EXTRACTED TEXT ->
+++

I usually disagree with point 6.
Simple example: a grasland hill mine vs. a 1f2h forest gives one more hammer.
A worker costs 60h and holds the cities growth.

The goal should not be to only work improved tiles at all times, but to plan ahead if you can send a worker there in x turns, safe yourself the hassle to build another, and live with 1h less for a while which is often not a big deal.

Of course a tile like pigs or gems should always be improved as soon as possible ;)
But that has more to do with correct worker movement, and not wasting time with cottages that are not even on a river.
 
Worker Optimisation is a good skill but probably something you learn after the basics, as even things like knowing to mine hill pigs if you need prodution over food in the early game while skipping AH on tech become part of that. But I'd probably reword 6 to something like Try to work only Improved Tiles, if most/all your cities are working unimproved ones you may need an extra worker or two.
 
Got any tips for somebody like me.In a game yesterday i was surrounded by alexander,gilamesh and shaka.they were all different religions and none of the religions spread in my lands,as a consequence my state could not grow because of unhappiness which meant slower reserarch.
eventually they dogpiled me and we all know fighting three als is hard enough,but fighting these three fearless warriors is impossible.

+++

THE INPUT ->
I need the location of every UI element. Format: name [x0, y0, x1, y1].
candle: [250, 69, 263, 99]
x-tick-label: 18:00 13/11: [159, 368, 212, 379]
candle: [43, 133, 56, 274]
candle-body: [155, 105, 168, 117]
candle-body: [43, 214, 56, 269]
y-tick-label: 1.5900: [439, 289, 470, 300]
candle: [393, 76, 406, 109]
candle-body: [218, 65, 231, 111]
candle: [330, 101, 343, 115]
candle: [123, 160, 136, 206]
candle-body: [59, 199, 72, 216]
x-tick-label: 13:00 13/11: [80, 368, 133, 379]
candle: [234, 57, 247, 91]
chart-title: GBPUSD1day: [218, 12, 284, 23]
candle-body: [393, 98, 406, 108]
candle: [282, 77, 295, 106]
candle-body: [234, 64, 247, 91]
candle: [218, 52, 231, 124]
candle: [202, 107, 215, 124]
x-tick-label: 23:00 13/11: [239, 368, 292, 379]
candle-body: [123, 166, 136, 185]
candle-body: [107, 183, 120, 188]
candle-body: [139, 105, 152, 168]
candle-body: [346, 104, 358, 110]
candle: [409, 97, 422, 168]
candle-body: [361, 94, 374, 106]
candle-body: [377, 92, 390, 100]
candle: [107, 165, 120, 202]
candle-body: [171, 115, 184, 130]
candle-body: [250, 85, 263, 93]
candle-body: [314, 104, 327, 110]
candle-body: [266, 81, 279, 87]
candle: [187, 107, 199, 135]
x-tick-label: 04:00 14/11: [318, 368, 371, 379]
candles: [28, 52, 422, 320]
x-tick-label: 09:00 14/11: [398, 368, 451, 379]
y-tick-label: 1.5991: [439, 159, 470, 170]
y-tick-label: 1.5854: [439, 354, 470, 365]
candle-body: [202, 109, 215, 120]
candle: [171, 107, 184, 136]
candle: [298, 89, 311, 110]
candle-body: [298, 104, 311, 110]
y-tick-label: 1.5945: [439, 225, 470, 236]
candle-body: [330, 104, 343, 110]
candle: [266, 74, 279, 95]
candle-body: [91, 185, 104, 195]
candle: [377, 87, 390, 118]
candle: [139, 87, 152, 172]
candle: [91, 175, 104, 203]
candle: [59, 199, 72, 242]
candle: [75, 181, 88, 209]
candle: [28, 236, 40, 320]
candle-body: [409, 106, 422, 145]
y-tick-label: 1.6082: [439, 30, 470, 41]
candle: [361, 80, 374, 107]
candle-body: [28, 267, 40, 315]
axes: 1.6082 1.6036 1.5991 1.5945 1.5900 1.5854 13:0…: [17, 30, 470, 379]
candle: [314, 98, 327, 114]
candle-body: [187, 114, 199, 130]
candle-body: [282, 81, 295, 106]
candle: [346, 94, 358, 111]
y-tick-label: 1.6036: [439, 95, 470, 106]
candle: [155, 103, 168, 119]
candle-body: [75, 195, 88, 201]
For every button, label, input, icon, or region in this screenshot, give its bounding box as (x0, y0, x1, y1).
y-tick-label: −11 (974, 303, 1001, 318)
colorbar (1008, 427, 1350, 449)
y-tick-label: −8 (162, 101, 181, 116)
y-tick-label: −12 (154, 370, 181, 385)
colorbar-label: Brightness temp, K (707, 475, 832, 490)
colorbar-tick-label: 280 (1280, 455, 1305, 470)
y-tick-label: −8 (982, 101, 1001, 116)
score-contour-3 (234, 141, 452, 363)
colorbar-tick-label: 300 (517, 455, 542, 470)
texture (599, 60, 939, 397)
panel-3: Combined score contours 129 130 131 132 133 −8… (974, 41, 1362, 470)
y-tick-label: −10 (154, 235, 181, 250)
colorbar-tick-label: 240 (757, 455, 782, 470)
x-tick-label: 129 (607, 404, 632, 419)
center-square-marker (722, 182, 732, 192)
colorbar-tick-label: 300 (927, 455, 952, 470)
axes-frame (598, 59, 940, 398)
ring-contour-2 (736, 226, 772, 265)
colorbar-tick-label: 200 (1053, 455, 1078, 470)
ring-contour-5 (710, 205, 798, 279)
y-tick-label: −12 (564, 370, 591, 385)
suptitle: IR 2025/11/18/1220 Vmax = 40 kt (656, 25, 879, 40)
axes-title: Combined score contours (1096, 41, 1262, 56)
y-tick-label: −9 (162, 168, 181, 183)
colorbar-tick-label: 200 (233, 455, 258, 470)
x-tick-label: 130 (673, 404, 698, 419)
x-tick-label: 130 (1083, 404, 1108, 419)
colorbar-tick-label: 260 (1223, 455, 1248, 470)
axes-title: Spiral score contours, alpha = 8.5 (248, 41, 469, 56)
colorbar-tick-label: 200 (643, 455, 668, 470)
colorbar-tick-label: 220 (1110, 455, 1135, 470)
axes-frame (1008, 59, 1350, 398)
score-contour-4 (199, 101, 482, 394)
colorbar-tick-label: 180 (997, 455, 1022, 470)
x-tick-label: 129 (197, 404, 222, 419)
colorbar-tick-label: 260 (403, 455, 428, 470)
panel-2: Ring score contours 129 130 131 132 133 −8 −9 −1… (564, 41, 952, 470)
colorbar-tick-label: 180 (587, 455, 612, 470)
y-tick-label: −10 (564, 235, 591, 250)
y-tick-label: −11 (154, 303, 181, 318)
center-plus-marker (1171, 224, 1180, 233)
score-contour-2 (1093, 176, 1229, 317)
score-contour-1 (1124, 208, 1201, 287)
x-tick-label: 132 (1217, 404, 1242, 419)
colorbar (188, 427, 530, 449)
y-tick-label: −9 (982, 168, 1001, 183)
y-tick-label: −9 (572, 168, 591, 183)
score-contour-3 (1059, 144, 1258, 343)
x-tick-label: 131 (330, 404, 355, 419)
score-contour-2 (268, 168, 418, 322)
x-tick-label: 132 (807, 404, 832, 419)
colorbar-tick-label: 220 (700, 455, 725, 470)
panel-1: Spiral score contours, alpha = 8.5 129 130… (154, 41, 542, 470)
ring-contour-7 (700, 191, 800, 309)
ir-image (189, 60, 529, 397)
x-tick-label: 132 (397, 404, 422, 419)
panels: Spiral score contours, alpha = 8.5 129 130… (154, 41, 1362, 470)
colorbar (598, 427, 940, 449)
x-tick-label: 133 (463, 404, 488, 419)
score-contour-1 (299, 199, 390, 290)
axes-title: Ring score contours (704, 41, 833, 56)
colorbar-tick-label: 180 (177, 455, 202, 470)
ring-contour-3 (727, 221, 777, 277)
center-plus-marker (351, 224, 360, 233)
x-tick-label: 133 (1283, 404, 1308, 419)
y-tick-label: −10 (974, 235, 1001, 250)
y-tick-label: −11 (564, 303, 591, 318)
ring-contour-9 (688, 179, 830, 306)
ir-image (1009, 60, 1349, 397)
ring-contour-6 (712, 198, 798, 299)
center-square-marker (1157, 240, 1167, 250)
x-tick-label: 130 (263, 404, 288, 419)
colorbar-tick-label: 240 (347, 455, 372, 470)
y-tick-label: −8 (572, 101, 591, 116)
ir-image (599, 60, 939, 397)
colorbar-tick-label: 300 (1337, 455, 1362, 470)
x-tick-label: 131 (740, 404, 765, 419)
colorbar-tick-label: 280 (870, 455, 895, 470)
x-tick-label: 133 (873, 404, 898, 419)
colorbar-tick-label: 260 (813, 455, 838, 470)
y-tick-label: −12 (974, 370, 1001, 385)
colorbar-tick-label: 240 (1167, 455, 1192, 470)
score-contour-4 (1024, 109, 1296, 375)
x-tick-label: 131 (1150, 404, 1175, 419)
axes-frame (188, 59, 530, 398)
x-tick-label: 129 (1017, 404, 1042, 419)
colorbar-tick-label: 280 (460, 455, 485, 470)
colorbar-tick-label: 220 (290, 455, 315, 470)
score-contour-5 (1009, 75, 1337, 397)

+++

TO-DO LIST ->
1. In the records, substitute "time-label" for "x-tick-label" throughout everything from the first line down to the line containing "candle-body: [393, 98, 406, 108]", and reproduce those lines with nothing else changed.
2. Pick up the text about workers and improved tiles and continue it after its last sentence.
The text and the records were taken from unrelated sources.

RESPONSES TO THE EXERCISE ->
1.
I need the location of every UI element. Format: name [x0, y0, x1, y1].
candle: [250, 69, 263, 99]
time-label: 18:00 13/11: [159, 368, 212, 379]
candle: [43, 133, 56, 274]
candle-body: [155, 105, 168, 117]
candle-body: [43, 214, 56, 269]
y-tick-label: 1.5900: [439, 289, 470, 300]
candle: [393, 76, 406, 109]
candle-body: [218, 65, 231, 111]
candle: [330, 101, 343, 115]
candle: [123, 160, 136, 206]
candle-body: [59, 199, 72, 216]
time-label: 13:00 13/11: [80, 368, 133, 379]
candle: [234, 57, 247, 91]
chart-title: GBPUSD1day: [218, 12, 284, 23]
candle-body: [393, 98, 406, 108]

2.
 
I like your points, but maybe there should be one more point about how to deal with unhappiness properly in the early game. When I was a beginner I really struggled to grow my cities if I didnt have like 2 very early happiness resources.
 
Thoughts on getting started.

i) Start by building a worker while researching worker techs. Agric,AH, mining and BW are probably the first four depending on your starting resources, hunting is good if you've got elephants or deer, wheel and mysticism can wait a bit.

ii) Improve resources before building roads (work the resource once improved!).

iii) Explore. Build warriors (or scouts if you have hunting) after first worker and send them out exploring. You can't play the map until you know the map.

iv) Plan. If you've got a close neighbour and a military resource (copper or horses) then you can think about a rush. If you've got space to grow then think about peaceful expansion.

v) Focus on implementing the plan and don't get side-tracked.

v) Don't build a wonder before you've got two cities (settled or captured).
 
The one thing this thread illustrates beautifully is how everyone has a different idea of what constitutes a set of fundamental, basic tips. :lol:

No doubt, there is room for debate over which tips are necessary, which aren’t, and which have been wrongly omitted from the list. And if you wanted to be really thorough, the list could go to 15, 20, or even 50 tips, probably.

However, my intent was to show an accessible route to winning on levels up to about Noble. Unquestionably, there are other ways to do that… but to go into all those other ways would make the route much less accessible to newcomers to the game. In the end, I was aiming for an uncomplicated response to the oft-heard complaint “I can’t beat Noble!” and the oft-encountered problem of mismanagement in the early game.
 
Got any tips for somebody like me.In a game yesterday i was surrounded by alexander,gilamesh and shaka.they were all different religions and none of the religions spread in my lands,as a consequence my state could not grow because of unhappiness which meant slower reserarch.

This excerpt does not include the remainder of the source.